◆ **Problem requirements**
Can you give all the records again without altering a single character?

— Begin Recorded data —

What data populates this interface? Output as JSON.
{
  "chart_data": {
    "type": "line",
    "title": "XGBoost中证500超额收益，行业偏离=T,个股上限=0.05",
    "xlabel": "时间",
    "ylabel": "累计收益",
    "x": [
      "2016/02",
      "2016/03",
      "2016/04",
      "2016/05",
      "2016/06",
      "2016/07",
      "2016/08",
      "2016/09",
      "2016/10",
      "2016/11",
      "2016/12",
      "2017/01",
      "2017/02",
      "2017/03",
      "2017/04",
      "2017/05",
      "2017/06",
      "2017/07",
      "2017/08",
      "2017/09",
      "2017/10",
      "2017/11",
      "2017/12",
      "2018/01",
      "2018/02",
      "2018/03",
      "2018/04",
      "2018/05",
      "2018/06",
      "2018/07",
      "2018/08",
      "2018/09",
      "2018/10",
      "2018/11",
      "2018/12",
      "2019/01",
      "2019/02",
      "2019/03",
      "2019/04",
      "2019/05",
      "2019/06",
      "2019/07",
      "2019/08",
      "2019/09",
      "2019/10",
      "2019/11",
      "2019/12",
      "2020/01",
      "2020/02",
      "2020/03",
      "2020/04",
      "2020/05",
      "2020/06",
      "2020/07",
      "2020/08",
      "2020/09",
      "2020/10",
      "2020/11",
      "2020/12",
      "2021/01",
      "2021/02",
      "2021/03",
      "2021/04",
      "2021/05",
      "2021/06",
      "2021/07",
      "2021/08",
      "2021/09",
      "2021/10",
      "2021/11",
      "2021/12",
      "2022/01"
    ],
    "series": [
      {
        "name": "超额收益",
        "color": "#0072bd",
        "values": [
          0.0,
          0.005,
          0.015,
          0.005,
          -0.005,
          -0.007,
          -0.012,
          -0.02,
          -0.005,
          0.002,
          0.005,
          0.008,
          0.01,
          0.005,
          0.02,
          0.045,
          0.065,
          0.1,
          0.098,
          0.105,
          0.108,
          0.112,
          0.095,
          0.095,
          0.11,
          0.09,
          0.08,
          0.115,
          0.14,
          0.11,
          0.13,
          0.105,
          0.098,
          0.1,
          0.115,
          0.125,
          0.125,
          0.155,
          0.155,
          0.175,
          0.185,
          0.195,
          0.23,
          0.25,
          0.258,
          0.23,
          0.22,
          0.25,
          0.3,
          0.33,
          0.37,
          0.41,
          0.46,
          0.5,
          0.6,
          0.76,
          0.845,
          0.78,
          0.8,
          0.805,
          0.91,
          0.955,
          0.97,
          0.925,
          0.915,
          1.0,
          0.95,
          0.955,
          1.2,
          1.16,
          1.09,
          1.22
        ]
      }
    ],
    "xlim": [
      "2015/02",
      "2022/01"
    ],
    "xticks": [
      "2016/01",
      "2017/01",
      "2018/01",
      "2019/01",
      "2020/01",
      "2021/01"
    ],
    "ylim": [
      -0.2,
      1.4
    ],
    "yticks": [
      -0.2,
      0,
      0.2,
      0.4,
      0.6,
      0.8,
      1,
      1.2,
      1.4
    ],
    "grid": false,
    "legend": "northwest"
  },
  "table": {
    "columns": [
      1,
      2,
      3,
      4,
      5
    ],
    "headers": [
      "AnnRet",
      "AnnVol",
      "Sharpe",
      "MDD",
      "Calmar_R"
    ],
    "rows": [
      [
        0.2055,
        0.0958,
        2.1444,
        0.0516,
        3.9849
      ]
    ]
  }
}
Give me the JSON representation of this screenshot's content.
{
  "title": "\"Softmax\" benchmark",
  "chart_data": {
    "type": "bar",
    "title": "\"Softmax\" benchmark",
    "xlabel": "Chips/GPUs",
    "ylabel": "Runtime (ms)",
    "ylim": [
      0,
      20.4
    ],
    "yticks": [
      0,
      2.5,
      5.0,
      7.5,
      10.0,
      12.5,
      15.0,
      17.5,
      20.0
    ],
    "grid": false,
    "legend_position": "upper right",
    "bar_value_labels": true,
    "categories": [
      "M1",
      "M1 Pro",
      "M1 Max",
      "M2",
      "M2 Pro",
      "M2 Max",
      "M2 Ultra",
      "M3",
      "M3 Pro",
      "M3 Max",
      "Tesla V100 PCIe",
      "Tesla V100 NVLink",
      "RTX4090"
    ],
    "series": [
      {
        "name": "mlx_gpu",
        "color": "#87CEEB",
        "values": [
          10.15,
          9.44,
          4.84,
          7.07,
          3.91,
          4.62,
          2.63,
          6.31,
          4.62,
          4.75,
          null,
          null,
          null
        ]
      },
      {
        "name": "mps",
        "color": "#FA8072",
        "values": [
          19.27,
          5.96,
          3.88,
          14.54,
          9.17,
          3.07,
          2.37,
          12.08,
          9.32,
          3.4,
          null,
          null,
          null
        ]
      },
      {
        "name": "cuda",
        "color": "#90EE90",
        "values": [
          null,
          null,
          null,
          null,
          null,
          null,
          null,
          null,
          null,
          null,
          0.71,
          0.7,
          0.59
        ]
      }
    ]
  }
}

— End Recorded data —

◆ **The result**
What data populates this interface? Output as JSON.
{
  "chart_data": {
    "type": "line",
    "title": "XGBoost中证500超额收益，行业偏离=T,个股上限=0.05",
    "xlabel": "时间",
    "ylabel": "累计收益",
    "x": [
      "2016/02",
      "2016/03",
      "2016/04",
      "2016/05",
      "2016/06",
      "2016/07",
      "2016/08",
      "2016/09",
      "2016/10",
      "2016/11",
      "2016/12",
      "2017/01",
      "2017/02",
      "2017/03",
      "2017/04",
      "2017/05",
      "2017/06",
      "2017/07",
      "2017/08",
      "2017/09",
      "2017/10",
      "2017/11",
      "2017/12",
      "2018/01",
      "2018/02",
      "2018/03",
      "2018/04",
      "2018/05",
      "2018/06",
      "2018/07",
      "2018/08",
      "2018/09",
      "2018/10",
      "2018/11",
      "2018/12",
      "2019/01",
      "2019/02",
      "2019/03",
      "2019/04",
      "2019/05",
      "2019/06",
      "2019/07",
      "2019/08",
      "2019/09",
      "2019/10",
      "2019/11",
      "2019/12",
      "2020/01",
      "2020/02",
      "2020/03",
      "2020/04",
      "2020/05",
      "2020/06",
      "2020/07",
      "2020/08",
      "2020/09",
      "2020/10",
      "2020/11",
      "2020/12",
      "2021/01",
      "2021/02",
      "2021/03",
      "2021/04",
      "2021/05",
      "2021/06",
      "2021/07",
      "2021/08",
      "2021/09",
      "2021/10",
      "2021/11",
      "2021/12",
      "2022/01"
    ],
    "series": [
      {
        "name": "超额收益",
        "color": "#0072bd",
        "values": [
          0.0,
          0.005,
          0.015,
          0.005,
          -0.005,
          -0.007,
          -0.012,
          -0.02,
          -0.005,
          0.002,
          0.005,
          0.008,
          0.01,
          0.005,
          0.02,
          0.045,
          0.065,
          0.1,
          0.098,
          0.105,
          0.108,
          0.112,
          0.095,
          0.095,
          0.11,
          0.09,
          0.08,
          0.115,
          0.14,
          0.11,
          0.13,
          0.105,
          0.098,
          0.1,
          0.115,
          0.125,
          0.125,
          0.155,
          0.155,
          0.175,
          0.185,
          0.195,
          0.23,
          0.25,
          0.258,
          0.23,
          0.22,
          0.25,
          0.3,
          0.33,
          0.37,
          0.41,
          0.46,
          0.5,
          0.6,
          0.76,
          0.845,
          0.78,
          0.8,
          0.805,
          0.91,
          0.955,
          0.97,
          0.925,
          0.915,
          1.0,
          0.95,
          0.955,
          1.2,
          1.16,
          1.09,
          1.22
        ]
      }
    ],
    "xlim": [
      "2015/02",
      "2022/01"
    ],
    "xticks": [
      "2016/01",
      "2017/01",
      "2018/01",
      "2019/01",
      "2020/01",
      "2021/01"
    ],
    "ylim": [
      -0.2,
      1.4
    ],
    "yticks": [
      -0.2,
      0,
      0.2,
      0.4,
      0.6,
      0.8,
      1,
      1.2,
      1.4
    ],
    "grid": false,
    "legend": "northwest"
  },
  "table": {
    "columns": [
      1,
      2,
      3,
      4,
      5
    ],
    "headers": [
      "AnnRet",
      "AnnVol",
      "Sharpe",
      "MDD",
      "Calmar_R"
    ],
    "rows": [
      [
        0.2055,
        0.0958,
        2.1444,
        0.0516,
        3.9849
      ]
    ]
  }
}
Give me the JSON representation of this screenshot's content.
{
  "title": "\"Softmax\" benchmark",
  "chart_data": {
    "type": "bar",
    "title": "\"Softmax\" benchmark",
    "xlabel": "Chips/GPUs",
    "ylabel": "Runtime (ms)",
    "ylim": [
      0,
      20.4
    ],
    "yticks": [
      0,
      2.5,
      5.0,
      7.5,
      10.0,
      12.5,
      15.0,
      17.5,
      20.0
    ],
    "grid": false,
    "legend_position": "upper right",
    "bar_value_labels": true,
    "categories": [
      "M1",
      "M1 Pro",
      "M1 Max",
      "M2",
      "M2 Pro",
      "M2 Max",
      "M2 Ultra",
      "M3",
      "M3 Pro",
      "M3 Max",
      "Tesla V100 PCIe",
      "Tesla V100 NVLink",
      "RTX4090"
    ],
    "series": [
      {
        "name": "mlx_gpu",
        "color": "#87CEEB",
        "values": [
          10.15,
          9.44,
          4.84,
          7.07,
          3.91,
          4.62,
          2.63,
          6.31,
          4.62,
          4.75,
          null,
          null,
          null
        ]
      },
      {
        "name": "mps",
        "color": "#FA8072",
        "values": [
          19.27,
          5.96,
          3.88,
          14.54,
          9.17,
          3.07,
          2.37,
          12.08,
          9.32,
          3.4,
          null,
          null,
          null
        ]
      },
      {
        "name": "cuda",
        "color": "#90EE90",
        "values": [
          null,
          null,
          null,
          null,
          null,
          null,
          null,
          null,
          null,
          null,
          0.71,
          0.7,
          0.59
        ]
      }
    ]
  }
}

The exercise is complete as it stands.